_Given records_
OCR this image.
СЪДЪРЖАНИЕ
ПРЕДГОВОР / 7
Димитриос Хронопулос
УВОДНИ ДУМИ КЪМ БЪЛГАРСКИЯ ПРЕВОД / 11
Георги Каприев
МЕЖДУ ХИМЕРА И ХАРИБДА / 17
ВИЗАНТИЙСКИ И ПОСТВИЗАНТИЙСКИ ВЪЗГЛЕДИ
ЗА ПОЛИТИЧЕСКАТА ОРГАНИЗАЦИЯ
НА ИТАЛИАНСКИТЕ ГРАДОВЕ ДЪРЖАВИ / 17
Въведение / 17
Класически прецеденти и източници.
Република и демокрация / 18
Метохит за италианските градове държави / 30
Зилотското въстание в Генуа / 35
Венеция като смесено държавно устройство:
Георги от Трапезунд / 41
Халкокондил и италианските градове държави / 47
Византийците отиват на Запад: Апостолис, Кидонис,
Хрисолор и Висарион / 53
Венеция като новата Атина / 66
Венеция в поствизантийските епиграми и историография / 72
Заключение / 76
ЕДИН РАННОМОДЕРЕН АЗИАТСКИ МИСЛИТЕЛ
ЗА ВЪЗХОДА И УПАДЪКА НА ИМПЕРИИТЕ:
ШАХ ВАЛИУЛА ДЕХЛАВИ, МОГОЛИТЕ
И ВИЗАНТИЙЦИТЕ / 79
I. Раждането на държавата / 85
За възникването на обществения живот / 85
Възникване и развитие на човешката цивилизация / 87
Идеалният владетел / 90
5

_Direction_
Output the listing above without altering a single character.

_Solution for this exercise_
OCR this image.
СЪДЪРЖАНИЕ
ПРЕДГОВОР / 7
Димитриос Хронопулос
УВОДНИ ДУМИ КЪМ БЪЛГАРСКИЯ ПРЕВОД / 11
Георги Каприев
МЕЖДУ ХИМЕРА И ХАРИБДА / 17
ВИЗАНТИЙСКИ И ПОСТВИЗАНТИЙСКИ ВЪЗГЛЕДИ
ЗА ПОЛИТИЧЕСКАТА ОРГАНИЗАЦИЯ
НА ИТАЛИАНСКИТЕ ГРАДОВЕ ДЪРЖАВИ / 17
Въведение / 17
Класически прецеденти и източници.
Република и демокрация / 18
Метохит за италианските градове държави / 30
Зилотското въстание в Генуа / 35
Венеция като смесено държавно устройство:
Георги от Трапезунд / 41
Халкокондил и италианските градове държави / 47
Византийците отиват на Запад: Апостолис, Кидонис,
Хрисолор и Висарион / 53
Венеция като новата Атина / 66
Венеция в поствизантийските епиграми и историография / 72
Заключение / 76
ЕДИН РАННОМОДЕРЕН АЗИАТСКИ МИСЛИТЕЛ
ЗА ВЪЗХОДА И УПАДЪКА НА ИМПЕРИИТЕ:
ШАХ ВАЛИУЛА ДЕХЛАВИ, МОГОЛИТЕ
И ВИЗАНТИЙЦИТЕ / 79
I. Раждането на държавата / 85
За възникването на обществения живот / 85
Възникване и развитие на човешката цивилизация / 87
Идеалният владетел / 90
5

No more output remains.